- **Stated problem**
Keep only the lines where "OnHeap" appears.

- **Provided material**
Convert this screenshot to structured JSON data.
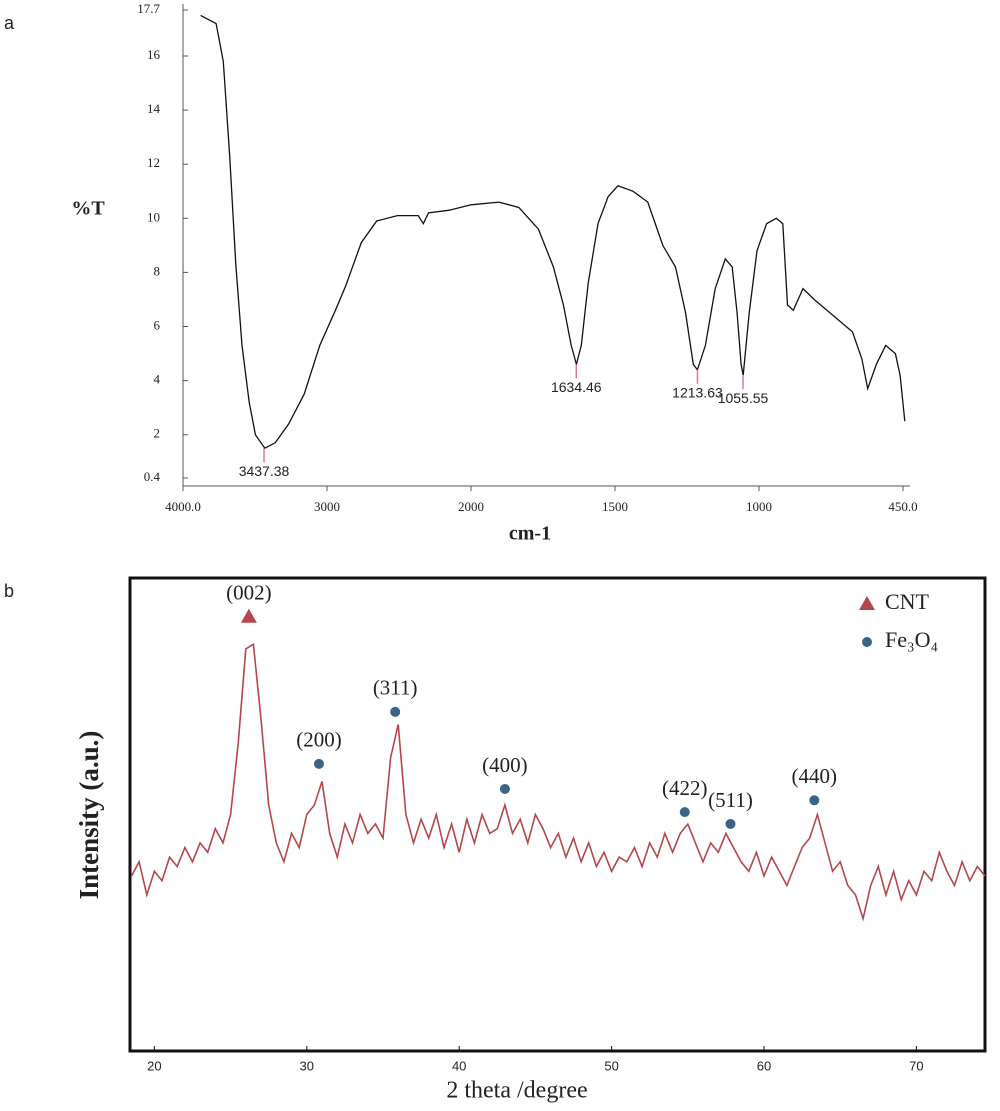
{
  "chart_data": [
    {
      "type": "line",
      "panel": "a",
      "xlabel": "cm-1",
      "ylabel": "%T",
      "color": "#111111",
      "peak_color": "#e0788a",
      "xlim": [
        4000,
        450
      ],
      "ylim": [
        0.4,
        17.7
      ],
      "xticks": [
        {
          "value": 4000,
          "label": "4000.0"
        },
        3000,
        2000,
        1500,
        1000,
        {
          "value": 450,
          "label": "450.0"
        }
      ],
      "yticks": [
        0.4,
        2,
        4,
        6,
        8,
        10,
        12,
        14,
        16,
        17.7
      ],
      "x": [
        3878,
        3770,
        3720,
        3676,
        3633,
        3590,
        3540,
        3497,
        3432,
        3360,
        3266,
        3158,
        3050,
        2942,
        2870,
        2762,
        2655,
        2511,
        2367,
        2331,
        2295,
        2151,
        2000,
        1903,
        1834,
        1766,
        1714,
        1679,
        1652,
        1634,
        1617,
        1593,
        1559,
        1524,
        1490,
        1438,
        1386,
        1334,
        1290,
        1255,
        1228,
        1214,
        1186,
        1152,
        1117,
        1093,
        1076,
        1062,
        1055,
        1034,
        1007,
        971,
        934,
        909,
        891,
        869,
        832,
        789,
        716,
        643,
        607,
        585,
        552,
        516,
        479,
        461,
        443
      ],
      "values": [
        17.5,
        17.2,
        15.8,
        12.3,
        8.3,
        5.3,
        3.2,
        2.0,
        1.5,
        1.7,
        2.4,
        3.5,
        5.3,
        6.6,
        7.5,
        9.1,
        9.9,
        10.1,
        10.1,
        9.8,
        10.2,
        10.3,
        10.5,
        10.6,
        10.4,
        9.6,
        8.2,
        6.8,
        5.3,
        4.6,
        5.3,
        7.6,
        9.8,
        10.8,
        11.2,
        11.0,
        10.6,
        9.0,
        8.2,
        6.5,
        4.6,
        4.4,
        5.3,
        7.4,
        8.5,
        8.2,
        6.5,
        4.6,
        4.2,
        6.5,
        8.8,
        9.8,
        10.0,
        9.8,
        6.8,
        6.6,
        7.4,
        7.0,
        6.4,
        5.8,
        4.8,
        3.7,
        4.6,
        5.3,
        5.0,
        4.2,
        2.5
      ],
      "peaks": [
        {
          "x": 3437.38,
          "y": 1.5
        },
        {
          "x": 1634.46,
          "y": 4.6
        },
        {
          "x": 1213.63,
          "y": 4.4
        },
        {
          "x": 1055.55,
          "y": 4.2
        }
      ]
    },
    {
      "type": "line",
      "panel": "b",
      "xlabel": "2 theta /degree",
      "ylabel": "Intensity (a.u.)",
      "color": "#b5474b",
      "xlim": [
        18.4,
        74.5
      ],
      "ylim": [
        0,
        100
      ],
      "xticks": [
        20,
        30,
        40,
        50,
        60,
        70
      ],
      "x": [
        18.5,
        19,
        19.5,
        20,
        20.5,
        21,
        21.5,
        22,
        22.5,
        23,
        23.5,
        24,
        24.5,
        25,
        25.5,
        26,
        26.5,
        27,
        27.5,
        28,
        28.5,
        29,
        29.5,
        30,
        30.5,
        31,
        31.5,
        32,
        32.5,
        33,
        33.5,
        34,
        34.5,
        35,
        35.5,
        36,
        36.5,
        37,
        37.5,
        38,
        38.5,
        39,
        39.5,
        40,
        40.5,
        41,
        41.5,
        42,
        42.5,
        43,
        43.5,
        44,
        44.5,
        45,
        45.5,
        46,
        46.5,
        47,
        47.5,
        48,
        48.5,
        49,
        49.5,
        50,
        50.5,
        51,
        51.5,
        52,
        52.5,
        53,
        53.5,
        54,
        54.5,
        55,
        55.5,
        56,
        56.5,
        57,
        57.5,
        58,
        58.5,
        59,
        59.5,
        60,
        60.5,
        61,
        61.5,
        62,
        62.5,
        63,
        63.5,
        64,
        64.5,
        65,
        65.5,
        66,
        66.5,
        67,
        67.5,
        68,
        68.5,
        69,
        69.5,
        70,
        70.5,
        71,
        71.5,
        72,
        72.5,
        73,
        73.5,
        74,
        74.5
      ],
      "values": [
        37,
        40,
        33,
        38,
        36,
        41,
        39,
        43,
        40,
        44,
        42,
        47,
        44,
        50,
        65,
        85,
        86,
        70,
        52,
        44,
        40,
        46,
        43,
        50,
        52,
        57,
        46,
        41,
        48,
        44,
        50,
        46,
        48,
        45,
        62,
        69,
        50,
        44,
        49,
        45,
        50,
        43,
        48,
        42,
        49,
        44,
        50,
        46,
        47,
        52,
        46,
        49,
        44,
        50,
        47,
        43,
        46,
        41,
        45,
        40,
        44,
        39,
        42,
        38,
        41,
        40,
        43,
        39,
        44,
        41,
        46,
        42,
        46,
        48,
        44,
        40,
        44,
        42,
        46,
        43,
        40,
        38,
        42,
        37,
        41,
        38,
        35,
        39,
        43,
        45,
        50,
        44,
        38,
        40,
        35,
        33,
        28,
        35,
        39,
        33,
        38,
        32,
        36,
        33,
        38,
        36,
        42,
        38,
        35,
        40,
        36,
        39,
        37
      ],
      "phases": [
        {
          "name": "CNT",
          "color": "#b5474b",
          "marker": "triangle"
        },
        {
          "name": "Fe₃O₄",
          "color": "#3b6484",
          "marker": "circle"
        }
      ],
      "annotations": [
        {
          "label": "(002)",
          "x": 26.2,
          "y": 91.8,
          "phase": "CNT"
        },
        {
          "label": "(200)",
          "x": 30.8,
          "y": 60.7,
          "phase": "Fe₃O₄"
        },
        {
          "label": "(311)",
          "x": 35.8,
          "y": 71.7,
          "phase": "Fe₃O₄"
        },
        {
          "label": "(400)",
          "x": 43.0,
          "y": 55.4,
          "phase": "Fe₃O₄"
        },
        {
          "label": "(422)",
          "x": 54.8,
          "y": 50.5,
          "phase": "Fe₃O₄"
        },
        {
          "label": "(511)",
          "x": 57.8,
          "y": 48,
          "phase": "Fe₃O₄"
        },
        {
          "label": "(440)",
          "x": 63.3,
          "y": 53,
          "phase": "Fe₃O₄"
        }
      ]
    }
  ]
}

...

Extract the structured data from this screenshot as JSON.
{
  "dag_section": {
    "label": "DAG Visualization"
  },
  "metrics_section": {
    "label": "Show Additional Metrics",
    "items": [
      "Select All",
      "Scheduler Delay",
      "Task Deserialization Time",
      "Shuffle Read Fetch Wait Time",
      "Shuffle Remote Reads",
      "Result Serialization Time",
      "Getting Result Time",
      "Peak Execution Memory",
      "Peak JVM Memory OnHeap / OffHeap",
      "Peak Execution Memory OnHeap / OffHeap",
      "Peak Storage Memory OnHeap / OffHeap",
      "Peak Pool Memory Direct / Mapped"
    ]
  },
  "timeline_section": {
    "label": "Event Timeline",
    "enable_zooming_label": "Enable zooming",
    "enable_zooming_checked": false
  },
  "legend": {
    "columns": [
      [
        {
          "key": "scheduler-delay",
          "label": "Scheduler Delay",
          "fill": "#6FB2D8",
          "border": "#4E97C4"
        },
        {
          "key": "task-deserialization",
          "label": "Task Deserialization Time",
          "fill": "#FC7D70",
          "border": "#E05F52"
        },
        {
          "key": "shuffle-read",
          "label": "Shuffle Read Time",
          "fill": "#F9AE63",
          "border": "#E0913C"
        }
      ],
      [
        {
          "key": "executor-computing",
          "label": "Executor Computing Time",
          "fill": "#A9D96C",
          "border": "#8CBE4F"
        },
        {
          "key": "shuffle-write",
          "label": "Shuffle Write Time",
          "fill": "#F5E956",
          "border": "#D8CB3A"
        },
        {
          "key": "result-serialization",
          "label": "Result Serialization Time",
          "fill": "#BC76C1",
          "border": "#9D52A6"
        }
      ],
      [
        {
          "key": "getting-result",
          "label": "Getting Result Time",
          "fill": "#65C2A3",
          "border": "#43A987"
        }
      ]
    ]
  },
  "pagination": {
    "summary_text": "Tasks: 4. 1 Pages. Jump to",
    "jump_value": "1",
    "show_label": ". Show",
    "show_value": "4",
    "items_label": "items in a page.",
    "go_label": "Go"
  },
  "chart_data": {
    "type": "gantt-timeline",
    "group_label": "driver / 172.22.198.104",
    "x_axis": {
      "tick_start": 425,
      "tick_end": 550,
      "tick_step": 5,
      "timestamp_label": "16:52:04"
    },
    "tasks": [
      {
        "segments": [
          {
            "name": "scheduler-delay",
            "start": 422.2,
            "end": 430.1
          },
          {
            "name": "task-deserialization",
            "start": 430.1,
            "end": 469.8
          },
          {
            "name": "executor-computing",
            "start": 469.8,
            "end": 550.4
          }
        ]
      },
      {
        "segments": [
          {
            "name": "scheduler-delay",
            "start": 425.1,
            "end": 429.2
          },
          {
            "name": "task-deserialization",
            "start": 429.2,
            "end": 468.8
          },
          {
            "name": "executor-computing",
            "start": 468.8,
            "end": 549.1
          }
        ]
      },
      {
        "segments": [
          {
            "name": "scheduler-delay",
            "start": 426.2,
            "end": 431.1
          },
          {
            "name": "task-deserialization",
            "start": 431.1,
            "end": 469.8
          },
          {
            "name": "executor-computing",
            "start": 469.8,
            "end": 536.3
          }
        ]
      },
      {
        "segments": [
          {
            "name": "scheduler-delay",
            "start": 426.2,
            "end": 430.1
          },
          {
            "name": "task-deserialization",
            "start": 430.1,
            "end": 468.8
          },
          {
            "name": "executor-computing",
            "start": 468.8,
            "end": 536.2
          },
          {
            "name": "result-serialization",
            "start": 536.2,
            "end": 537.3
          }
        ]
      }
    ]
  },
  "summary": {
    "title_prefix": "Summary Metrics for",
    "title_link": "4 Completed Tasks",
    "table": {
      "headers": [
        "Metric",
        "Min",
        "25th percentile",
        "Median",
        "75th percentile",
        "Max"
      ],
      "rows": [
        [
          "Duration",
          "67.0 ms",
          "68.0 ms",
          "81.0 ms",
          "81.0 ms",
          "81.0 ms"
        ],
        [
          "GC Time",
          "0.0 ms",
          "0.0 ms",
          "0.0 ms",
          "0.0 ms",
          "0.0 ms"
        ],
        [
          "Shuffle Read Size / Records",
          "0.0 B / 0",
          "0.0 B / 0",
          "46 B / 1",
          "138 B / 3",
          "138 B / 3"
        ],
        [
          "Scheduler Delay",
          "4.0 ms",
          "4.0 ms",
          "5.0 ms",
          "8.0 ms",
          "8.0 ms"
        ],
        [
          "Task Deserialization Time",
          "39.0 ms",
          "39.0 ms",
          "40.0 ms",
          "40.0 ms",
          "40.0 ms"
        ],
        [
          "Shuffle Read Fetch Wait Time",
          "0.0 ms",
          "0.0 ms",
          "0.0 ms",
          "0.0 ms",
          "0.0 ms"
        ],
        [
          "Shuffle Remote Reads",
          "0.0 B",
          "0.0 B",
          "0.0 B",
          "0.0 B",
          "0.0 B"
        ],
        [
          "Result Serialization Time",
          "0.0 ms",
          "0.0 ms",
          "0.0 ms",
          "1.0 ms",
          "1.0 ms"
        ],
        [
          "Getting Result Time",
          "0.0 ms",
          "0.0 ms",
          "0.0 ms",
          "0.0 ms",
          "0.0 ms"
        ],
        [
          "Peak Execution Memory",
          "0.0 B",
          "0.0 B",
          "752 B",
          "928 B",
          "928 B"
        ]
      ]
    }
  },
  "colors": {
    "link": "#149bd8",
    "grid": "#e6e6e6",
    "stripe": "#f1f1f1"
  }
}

- **Solution to this task**
      "Peak JVM Memory OnHeap / OffHeap",
      "Peak Execution Memory OnHeap / OffHeap",
      "Peak Storage Memory OnHeap / OffHeap",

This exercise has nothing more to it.